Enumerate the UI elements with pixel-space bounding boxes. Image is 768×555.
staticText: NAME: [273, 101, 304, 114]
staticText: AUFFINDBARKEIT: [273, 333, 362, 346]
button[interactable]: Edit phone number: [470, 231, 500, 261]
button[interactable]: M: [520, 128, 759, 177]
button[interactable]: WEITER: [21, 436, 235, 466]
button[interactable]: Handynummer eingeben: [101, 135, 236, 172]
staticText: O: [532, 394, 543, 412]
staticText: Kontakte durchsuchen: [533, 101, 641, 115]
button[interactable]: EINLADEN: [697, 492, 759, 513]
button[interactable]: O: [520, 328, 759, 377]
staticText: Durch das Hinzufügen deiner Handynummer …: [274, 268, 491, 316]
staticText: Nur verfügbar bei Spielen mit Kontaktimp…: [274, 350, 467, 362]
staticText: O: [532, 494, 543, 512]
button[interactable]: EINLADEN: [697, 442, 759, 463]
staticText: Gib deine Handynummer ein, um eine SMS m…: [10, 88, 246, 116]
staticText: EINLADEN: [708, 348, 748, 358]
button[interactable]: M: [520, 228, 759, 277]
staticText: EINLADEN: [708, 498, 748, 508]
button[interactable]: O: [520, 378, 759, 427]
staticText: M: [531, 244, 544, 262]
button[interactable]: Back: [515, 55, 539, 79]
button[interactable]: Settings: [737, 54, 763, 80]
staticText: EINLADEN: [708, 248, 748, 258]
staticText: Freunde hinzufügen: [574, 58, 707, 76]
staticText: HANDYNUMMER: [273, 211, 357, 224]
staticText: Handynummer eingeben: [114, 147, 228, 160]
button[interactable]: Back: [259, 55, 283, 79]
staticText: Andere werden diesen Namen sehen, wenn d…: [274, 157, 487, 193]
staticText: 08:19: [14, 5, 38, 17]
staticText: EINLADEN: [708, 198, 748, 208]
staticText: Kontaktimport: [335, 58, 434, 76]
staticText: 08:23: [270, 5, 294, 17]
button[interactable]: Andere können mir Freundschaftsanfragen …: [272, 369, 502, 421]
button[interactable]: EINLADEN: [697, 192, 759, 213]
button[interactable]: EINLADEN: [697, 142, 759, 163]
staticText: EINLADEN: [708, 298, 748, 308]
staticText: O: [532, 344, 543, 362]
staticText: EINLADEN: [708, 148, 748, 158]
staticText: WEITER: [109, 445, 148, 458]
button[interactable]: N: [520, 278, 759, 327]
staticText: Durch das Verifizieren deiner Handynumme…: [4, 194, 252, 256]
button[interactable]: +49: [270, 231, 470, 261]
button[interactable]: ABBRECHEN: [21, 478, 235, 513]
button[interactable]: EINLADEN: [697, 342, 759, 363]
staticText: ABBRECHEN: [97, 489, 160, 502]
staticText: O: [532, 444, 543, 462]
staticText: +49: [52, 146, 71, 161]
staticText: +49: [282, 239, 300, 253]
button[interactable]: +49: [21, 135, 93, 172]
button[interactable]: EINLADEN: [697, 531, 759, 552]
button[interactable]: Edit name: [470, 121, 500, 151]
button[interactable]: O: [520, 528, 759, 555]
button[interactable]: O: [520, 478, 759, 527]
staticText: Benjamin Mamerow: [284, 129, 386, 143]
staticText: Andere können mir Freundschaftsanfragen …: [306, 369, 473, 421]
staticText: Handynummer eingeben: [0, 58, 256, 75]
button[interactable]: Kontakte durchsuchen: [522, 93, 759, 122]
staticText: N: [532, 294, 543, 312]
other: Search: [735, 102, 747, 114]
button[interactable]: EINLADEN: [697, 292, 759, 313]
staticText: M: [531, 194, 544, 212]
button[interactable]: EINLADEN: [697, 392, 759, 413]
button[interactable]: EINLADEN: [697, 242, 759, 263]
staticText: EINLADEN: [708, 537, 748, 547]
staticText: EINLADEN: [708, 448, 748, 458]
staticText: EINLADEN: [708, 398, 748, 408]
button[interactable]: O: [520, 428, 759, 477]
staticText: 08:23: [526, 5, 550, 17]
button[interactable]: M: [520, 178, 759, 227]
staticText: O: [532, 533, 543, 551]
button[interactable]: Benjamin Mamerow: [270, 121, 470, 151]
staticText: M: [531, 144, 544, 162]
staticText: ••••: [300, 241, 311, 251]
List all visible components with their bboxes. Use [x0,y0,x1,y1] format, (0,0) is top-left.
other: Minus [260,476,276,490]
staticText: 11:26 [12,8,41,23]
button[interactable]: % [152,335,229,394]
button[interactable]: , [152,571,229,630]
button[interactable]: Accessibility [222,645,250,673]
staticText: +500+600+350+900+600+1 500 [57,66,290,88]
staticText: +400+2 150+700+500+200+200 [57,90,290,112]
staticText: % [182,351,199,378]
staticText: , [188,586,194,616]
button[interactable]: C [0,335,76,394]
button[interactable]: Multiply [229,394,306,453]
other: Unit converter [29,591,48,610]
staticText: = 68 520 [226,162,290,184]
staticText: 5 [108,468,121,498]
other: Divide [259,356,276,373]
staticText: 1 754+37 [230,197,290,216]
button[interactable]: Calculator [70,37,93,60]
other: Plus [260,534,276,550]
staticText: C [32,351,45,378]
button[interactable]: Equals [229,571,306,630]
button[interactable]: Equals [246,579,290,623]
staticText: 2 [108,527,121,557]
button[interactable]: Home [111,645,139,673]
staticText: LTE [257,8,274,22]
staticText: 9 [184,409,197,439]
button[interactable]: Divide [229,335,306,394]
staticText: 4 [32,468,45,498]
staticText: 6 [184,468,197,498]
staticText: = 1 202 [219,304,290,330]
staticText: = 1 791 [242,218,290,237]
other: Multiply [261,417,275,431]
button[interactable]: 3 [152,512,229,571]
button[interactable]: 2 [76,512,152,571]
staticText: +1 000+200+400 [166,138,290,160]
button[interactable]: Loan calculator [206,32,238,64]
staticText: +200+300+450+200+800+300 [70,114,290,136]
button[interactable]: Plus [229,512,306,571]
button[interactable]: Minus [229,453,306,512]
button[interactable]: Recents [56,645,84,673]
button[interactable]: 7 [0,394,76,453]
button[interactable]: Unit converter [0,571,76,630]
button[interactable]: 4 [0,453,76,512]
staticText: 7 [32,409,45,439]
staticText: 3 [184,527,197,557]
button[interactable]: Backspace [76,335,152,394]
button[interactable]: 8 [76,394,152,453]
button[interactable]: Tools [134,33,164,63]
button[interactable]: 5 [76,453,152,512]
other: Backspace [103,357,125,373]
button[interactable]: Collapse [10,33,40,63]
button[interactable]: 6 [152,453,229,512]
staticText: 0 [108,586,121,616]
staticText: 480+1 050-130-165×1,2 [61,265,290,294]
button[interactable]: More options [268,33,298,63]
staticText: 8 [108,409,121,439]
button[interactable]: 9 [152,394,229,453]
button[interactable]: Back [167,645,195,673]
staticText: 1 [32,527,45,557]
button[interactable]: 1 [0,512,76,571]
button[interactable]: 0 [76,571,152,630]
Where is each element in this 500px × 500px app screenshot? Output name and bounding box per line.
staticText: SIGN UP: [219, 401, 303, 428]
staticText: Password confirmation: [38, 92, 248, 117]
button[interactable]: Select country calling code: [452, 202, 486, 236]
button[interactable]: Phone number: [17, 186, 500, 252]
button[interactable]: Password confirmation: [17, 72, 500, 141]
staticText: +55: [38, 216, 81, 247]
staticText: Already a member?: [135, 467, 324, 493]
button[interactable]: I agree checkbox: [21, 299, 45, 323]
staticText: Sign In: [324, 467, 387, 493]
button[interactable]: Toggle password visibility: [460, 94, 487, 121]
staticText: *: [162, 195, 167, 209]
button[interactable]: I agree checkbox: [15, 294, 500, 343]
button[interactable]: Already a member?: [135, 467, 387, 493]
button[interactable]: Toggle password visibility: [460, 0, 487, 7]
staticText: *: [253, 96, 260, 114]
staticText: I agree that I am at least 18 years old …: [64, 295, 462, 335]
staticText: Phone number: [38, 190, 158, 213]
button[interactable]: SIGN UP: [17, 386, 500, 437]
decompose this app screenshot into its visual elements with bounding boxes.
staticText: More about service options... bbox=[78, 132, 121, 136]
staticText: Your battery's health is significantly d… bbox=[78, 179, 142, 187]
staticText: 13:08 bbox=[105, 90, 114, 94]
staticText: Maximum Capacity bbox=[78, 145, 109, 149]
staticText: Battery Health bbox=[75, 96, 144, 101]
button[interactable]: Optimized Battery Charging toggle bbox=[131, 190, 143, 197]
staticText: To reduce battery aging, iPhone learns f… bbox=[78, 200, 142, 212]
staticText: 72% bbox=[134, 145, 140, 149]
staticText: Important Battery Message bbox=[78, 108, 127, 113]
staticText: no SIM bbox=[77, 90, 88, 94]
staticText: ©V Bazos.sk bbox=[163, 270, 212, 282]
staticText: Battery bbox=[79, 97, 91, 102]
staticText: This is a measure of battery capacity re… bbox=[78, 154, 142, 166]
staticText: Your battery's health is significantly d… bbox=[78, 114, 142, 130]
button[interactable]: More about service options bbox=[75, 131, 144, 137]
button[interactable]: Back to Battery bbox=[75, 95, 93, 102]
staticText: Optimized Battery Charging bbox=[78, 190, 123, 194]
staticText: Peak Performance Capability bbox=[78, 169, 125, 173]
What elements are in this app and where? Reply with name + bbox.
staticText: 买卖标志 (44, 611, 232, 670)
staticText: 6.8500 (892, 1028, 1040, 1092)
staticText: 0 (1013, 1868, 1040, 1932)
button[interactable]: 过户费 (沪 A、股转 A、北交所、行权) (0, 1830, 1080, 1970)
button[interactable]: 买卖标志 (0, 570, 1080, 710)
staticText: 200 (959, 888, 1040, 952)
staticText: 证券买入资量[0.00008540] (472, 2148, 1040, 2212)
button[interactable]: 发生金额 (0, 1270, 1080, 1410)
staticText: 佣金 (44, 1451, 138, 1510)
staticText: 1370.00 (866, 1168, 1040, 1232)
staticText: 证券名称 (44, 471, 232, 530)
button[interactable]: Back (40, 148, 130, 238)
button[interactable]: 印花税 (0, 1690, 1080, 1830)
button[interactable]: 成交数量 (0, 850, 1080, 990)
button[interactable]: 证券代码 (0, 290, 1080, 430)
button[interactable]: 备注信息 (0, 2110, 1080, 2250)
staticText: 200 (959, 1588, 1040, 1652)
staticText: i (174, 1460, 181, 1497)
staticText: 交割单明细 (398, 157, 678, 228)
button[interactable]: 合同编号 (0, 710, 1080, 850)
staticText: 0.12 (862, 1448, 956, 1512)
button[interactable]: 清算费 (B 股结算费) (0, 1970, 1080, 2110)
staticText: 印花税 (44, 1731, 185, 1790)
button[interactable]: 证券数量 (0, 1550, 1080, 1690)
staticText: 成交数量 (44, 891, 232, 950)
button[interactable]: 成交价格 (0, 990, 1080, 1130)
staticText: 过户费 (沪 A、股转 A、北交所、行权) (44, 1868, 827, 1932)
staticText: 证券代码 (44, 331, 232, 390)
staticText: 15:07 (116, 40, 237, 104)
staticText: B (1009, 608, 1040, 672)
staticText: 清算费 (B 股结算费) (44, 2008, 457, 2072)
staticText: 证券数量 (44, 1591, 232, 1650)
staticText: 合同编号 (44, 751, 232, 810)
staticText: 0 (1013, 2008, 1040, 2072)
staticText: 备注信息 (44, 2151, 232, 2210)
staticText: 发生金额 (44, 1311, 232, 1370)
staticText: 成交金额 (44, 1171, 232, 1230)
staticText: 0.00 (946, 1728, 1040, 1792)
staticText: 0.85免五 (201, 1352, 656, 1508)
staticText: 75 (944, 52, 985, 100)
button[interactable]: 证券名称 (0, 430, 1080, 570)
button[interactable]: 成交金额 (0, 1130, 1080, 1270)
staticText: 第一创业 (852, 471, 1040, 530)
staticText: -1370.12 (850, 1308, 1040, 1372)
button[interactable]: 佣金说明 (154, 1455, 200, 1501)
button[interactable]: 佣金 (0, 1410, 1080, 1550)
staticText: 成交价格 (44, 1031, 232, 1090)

+ + + +

■ **WHAT IS NEEDED**
Please copy out, word for word, the lines from the start of the records above through the line containing "button[interactable]: Edit phone", both included.

■ **ANSWER FOR THE TASK**
Enumerate the UI elements with pixel-space bounding boxes. Image is 768×555.
staticText: NAME: [273, 101, 304, 114]
staticText: AUFFINDBARKEIT: [273, 333, 362, 346]
button[interactable]: Edit phone number: [470, 231, 500, 261]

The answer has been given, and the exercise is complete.